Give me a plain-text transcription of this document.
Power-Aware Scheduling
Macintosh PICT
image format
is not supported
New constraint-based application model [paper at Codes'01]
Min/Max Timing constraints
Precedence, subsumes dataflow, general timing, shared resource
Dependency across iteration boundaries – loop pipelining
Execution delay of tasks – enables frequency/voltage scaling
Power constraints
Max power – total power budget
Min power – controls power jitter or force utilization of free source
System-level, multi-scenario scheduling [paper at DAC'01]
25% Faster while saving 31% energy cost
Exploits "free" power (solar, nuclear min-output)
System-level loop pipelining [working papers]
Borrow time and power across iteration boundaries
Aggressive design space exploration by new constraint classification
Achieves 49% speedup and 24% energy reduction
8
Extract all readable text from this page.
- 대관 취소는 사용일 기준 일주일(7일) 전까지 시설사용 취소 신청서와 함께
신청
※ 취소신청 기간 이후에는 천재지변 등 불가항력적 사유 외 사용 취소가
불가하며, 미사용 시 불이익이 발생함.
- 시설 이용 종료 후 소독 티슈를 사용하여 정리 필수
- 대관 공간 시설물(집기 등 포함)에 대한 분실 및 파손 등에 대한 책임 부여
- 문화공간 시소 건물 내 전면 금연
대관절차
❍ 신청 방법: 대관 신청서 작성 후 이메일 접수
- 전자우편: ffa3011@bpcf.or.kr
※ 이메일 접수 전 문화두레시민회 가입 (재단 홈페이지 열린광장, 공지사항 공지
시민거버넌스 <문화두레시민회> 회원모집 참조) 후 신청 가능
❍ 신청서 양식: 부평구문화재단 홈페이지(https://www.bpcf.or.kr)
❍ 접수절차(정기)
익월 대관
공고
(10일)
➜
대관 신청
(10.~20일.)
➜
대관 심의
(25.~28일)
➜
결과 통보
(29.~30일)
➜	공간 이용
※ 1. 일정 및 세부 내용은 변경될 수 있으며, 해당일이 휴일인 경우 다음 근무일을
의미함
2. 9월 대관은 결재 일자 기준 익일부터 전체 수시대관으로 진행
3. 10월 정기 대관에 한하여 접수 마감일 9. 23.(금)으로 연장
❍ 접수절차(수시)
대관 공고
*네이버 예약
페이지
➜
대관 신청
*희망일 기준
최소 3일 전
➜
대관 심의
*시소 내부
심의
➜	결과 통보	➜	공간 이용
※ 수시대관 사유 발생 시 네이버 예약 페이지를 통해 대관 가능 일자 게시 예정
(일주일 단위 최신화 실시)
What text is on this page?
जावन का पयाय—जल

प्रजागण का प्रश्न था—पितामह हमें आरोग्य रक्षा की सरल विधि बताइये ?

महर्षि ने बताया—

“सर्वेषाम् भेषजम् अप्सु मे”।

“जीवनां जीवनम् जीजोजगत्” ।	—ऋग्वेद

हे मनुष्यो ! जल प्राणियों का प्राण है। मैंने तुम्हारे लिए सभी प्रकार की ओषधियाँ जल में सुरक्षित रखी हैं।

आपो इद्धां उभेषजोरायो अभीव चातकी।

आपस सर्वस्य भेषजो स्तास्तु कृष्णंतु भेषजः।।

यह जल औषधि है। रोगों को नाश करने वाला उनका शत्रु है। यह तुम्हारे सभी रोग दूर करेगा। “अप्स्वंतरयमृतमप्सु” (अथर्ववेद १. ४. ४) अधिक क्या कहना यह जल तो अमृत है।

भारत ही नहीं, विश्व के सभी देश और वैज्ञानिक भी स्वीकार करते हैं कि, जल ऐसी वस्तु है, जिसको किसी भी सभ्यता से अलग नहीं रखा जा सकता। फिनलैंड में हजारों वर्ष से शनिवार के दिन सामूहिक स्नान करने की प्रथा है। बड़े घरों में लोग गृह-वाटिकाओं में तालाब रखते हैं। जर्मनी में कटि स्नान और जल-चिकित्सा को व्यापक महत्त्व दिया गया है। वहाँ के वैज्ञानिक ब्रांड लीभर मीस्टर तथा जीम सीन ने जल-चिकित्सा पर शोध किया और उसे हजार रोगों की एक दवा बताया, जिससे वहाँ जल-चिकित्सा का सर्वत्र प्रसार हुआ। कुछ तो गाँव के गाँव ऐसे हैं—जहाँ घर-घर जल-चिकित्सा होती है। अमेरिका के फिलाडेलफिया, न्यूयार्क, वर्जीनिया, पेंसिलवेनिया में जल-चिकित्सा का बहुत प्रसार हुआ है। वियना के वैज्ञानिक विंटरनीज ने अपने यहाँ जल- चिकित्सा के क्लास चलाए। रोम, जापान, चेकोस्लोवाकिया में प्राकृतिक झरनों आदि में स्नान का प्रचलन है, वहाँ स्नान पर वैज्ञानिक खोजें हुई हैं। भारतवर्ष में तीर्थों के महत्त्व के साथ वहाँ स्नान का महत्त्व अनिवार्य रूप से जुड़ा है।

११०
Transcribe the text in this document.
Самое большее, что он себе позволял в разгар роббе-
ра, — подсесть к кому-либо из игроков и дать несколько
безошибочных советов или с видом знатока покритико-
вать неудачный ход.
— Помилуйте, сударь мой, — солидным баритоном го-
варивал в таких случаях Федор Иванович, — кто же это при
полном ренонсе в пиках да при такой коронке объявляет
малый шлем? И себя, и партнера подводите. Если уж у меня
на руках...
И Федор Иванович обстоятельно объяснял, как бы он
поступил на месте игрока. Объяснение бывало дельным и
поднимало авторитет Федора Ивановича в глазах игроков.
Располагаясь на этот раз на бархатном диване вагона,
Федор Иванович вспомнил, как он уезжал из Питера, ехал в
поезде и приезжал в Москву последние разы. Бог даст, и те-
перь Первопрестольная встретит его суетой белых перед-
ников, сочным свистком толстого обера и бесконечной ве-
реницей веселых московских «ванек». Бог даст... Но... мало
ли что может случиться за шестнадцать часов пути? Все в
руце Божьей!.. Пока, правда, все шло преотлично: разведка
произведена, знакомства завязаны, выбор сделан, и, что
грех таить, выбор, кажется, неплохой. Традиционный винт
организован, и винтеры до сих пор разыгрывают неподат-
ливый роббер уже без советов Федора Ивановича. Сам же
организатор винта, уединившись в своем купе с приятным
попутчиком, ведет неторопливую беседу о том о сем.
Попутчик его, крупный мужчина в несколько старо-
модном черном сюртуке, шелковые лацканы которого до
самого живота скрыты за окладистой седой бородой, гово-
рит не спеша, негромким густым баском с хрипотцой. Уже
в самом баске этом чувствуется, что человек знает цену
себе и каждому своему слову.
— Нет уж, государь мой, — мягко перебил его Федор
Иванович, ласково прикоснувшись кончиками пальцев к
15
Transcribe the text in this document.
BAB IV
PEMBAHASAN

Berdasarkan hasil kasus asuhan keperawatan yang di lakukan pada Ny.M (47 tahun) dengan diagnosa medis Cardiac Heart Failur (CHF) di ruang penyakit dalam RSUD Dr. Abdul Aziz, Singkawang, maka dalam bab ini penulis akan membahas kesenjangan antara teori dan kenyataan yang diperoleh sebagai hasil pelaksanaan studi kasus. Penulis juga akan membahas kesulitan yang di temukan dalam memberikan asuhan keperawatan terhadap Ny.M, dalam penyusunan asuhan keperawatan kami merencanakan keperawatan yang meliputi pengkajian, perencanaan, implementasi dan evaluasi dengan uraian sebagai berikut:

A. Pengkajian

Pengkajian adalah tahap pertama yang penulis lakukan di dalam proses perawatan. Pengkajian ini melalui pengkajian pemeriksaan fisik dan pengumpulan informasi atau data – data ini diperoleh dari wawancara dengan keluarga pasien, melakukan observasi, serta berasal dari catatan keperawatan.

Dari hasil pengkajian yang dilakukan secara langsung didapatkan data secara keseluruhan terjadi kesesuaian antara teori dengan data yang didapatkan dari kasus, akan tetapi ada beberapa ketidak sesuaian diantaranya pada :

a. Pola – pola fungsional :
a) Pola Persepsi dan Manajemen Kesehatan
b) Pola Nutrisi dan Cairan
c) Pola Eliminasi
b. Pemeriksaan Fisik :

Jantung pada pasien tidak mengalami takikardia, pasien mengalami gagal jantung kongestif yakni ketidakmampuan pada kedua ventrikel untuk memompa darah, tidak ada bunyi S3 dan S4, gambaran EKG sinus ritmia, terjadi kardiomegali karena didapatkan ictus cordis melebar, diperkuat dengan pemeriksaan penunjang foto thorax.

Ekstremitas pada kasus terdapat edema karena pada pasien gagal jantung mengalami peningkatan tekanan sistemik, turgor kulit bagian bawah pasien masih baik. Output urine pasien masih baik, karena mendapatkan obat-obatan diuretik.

────────────────────

## WRITTEN INSTRUCTION
Find how many lines in the material hold the word "игроков" and state that number alone.

## RESULT OF THE EXERCISE
2